▸ **Do this**: Your answer should be a single number: the count of lines holding the word "concentrations".

▸ **Exercise material**:

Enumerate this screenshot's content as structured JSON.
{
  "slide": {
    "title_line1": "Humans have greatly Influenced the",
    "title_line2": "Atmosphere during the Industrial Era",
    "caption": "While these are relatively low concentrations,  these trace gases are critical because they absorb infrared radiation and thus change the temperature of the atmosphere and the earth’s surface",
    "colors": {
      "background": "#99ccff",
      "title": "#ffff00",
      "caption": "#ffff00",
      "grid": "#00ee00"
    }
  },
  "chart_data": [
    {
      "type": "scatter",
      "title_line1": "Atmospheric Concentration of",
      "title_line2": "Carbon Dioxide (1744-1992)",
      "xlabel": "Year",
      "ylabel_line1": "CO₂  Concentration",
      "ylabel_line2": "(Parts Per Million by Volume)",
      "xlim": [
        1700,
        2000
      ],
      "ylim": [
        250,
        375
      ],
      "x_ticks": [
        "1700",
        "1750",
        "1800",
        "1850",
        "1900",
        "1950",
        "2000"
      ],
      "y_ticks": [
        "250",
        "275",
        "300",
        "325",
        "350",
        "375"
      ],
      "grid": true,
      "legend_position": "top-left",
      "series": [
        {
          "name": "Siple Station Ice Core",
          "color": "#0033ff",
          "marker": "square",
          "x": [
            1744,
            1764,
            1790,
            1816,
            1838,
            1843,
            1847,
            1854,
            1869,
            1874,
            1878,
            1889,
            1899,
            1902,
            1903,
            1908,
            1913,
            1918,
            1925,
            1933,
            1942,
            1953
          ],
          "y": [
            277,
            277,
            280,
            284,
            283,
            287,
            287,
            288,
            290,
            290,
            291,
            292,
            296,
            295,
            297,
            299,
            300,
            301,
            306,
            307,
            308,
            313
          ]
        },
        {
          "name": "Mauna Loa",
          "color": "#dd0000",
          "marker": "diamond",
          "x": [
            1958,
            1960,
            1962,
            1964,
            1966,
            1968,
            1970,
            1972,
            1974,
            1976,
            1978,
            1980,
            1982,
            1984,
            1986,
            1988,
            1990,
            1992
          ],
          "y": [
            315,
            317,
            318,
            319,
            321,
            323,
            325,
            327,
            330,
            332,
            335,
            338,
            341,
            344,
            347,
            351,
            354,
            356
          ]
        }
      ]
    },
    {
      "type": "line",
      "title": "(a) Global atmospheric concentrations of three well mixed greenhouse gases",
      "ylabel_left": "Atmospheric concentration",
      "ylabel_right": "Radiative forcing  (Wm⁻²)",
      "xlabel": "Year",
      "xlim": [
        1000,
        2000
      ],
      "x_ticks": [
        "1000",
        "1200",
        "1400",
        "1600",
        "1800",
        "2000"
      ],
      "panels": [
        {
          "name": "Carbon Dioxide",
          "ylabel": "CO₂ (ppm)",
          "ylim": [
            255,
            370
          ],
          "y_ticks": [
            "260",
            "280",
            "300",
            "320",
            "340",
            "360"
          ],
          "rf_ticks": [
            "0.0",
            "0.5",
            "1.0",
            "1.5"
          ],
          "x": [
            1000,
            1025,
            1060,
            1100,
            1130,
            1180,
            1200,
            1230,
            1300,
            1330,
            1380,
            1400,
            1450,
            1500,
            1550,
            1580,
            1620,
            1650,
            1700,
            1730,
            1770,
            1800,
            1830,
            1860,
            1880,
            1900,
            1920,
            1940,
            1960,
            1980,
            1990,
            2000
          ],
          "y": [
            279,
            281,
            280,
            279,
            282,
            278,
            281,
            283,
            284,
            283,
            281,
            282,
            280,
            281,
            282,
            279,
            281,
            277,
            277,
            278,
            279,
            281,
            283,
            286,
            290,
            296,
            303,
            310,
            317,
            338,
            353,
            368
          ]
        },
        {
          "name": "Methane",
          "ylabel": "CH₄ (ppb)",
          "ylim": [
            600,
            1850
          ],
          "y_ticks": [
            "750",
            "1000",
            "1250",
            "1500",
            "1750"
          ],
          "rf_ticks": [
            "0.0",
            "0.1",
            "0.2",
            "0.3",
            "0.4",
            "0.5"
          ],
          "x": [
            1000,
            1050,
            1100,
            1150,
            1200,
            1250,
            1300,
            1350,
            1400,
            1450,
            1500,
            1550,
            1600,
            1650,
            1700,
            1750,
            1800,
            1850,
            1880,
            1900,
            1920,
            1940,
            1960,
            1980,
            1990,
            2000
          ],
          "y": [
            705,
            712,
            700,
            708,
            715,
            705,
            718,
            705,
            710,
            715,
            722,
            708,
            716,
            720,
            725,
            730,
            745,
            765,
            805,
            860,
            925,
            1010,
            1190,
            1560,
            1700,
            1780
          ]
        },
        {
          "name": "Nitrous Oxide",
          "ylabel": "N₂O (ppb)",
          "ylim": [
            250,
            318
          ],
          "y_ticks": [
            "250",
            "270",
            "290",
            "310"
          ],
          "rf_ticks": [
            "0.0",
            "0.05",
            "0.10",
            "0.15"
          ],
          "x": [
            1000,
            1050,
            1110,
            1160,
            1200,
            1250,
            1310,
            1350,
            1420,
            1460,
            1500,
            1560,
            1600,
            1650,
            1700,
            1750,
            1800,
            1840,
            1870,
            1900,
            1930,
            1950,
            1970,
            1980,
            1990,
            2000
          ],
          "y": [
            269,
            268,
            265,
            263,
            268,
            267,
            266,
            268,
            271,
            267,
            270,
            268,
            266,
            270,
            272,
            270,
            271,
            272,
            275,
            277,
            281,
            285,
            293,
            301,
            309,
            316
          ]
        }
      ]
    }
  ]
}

▸ **Result below**: 2